> _Problem description_
Set down the full listing exactly, character for character.

______________________________

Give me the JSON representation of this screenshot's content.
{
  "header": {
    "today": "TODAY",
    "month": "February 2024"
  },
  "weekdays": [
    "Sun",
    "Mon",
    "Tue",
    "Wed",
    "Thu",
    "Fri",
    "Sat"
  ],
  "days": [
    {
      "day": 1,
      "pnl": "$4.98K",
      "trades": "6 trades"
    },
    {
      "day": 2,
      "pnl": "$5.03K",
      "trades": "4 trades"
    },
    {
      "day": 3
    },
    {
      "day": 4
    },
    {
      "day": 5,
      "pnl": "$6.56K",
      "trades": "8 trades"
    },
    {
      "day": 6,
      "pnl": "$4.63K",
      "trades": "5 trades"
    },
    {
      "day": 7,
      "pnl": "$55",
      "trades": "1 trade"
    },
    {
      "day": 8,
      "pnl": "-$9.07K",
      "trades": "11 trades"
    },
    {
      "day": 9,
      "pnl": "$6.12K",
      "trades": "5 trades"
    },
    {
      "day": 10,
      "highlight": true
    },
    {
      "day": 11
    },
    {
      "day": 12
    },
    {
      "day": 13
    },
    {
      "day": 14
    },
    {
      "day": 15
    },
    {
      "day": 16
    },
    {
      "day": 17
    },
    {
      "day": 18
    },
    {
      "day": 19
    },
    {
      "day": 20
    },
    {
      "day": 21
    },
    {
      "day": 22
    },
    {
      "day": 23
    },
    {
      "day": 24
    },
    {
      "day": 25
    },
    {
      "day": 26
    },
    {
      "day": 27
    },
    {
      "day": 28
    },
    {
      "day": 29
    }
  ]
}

______________________________

> _Answer below_
Give me the JSON representation of this screenshot's content.
{
  "header": {
    "today": "TODAY",
    "month": "February 2024"
  },
  "weekdays": [
    "Sun",
    "Mon",
    "Tue",
    "Wed",
    "Thu",
    "Fri",
    "Sat"
  ],
  "days": [
    {
      "day": 1,
      "pnl": "$4.98K",
      "trades": "6 trades"
    },
    {
      "day": 2,
      "pnl": "$5.03K",
      "trades": "4 trades"
    },
    {
      "day": 3
    },
    {
      "day": 4
    },
    {
      "day": 5,
      "pnl": "$6.56K",
      "trades": "8 trades"
    },
    {
      "day": 6,
      "pnl": "$4.63K",
      "trades": "5 trades"
    },
    {
      "day": 7,
      "pnl": "$55",
      "trades": "1 trade"
    },
    {
      "day": 8,
      "pnl": "-$9.07K",
      "trades": "11 trades"
    },
    {
      "day": 9,
      "pnl": "$6.12K",
      "trades": "5 trades"
    },
    {
      "day": 10,
      "highlight": true
    },
    {
      "day": 11
    },
    {
      "day": 12
    },
    {
      "day": 13
    },
    {
      "day": 14
    },
    {
      "day": 15
    },
    {
      "day": 16
    },
    {
      "day": 17
    },
    {
      "day": 18
    },
    {
      "day": 19
    },
    {
      "day": 20
    },
    {
      "day": 21
    },
    {
      "day": 22
    },
    {
      "day": 23
    },
    {
      "day": 24
    },
    {
      "day": 25
    },
    {
      "day": 26
    },
    {
      "day": 27
    },
    {
      "day": 28
    },
    {
      "day": 29
    }
  ]
}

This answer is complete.